Extract each line of the data below exactly as written.

Start of RAW DATA

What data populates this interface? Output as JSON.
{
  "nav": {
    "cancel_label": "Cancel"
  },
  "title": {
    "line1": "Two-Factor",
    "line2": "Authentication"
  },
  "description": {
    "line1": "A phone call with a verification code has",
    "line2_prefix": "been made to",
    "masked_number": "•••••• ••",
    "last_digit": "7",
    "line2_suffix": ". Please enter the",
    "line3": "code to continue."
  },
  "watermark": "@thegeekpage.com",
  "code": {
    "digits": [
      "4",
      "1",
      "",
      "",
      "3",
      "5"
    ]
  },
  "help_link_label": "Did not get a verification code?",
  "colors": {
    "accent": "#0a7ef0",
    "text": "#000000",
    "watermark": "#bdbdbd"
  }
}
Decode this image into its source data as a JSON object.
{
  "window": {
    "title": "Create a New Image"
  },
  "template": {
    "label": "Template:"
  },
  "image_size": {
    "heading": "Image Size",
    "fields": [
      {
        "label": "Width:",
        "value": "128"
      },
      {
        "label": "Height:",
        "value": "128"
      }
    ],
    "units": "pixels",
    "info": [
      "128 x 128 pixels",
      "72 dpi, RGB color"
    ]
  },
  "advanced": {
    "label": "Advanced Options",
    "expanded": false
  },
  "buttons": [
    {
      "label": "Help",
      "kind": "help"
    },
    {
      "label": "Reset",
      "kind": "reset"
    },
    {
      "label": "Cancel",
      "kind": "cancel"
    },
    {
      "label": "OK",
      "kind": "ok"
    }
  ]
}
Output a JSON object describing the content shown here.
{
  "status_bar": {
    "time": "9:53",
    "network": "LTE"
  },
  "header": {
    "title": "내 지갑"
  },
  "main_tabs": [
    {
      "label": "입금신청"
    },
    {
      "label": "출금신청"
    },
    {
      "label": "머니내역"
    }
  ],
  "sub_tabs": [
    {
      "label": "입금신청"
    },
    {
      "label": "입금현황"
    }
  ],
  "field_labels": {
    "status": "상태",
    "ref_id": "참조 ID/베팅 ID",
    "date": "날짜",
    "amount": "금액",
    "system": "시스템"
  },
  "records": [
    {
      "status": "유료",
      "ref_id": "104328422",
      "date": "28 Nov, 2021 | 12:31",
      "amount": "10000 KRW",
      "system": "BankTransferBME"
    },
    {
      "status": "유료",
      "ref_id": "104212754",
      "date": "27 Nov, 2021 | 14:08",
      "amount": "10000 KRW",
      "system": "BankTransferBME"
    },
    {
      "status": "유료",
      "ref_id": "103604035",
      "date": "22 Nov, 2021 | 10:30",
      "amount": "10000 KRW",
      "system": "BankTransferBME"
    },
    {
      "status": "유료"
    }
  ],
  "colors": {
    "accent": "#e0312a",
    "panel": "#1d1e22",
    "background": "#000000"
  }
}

End of RAW DATA

▶ _RESPONSE_
What data populates this interface? Output as JSON.
{
  "nav": {
    "cancel_label": "Cancel"
  },
  "title": {
    "line1": "Two-Factor",
    "line2": "Authentication"
  },
  "description": {
    "line1": "A phone call with a verification code has",
    "line2_prefix": "been made to",
    "masked_number": "•••••• ••",
    "last_digit": "7",
    "line2_suffix": ". Please enter the",
    "line3": "code to continue."
  },
  "watermark": "@thegeekpage.com",
  "code": {
    "digits": [
      "4",
      "1",
      "",
      "",
      "3",
      "5"
    ]
  },
  "help_link_label": "Did not get a verification code?",
  "colors": {
    "accent": "#0a7ef0",
    "text": "#000000",
    "watermark": "#bdbdbd"
  }
}
Decode this image into its source data as a JSON object.
{
  "window": {
    "title": "Create a New Image"
  },
  "template": {
    "label": "Template:"
  },
  "image_size": {
    "heading": "Image Size",
    "fields": [
      {
        "label": "Width:",
        "value": "128"
      },
      {
        "label": "Height:",
        "value": "128"
      }
    ],
    "units": "pixels",
    "info": [
      "128 x 128 pixels",
      "72 dpi, RGB color"
    ]
  },
  "advanced": {
    "label": "Advanced Options",
    "expanded": false
  },
  "buttons": [
    {
      "label": "Help",
      "kind": "help"
    },
    {
      "label": "Reset",
      "kind": "reset"
    },
    {
      "label": "Cancel",
      "kind": "cancel"
    },
    {
      "label": "OK",
      "kind": "ok"
    }
  ]
}
Output a JSON object describing the content shown here.
{
  "status_bar": {
    "time": "9:53",
    "network": "LTE"
  },
  "header": {
    "title": "내 지갑"
  },
  "main_tabs": [
    {
      "label": "입금신청"
    },
    {
      "label": "출금신청"
    },
    {
      "label": "머니내역"
    }
  ],
  "sub_tabs": [
    {
      "label": "입금신청"
    },
    {
      "label": "입금현황"
    }
  ],
  "field_labels": {
    "status": "상태",
    "ref_id": "참조 ID/베팅 ID",
    "date": "날짜",
    "amount": "금액",
    "system": "시스템"
  },
  "records": [
    {
      "status": "유료",
      "ref_id": "104328422",
      "date": "28 Nov, 2021 | 12:31",
      "amount": "10000 KRW",
      "system": "BankTransferBME"
    },
    {
      "status": "유료",
      "ref_id": "104212754",
      "date": "27 Nov, 2021 | 14:08",
      "amount": "10000 KRW",
      "system": "BankTransferBME"
    },
    {
      "status": "유료",
      "ref_id": "103604035",
      "date": "22 Nov, 2021 | 10:30",
      "amount": "10000 KRW",
      "system": "BankTransferBME"
    },
    {
      "status": "유료"
    }
  ],
  "colors": {
    "accent": "#e0312a",
    "panel": "#1d1e22",
    "background": "#000000"
  }
}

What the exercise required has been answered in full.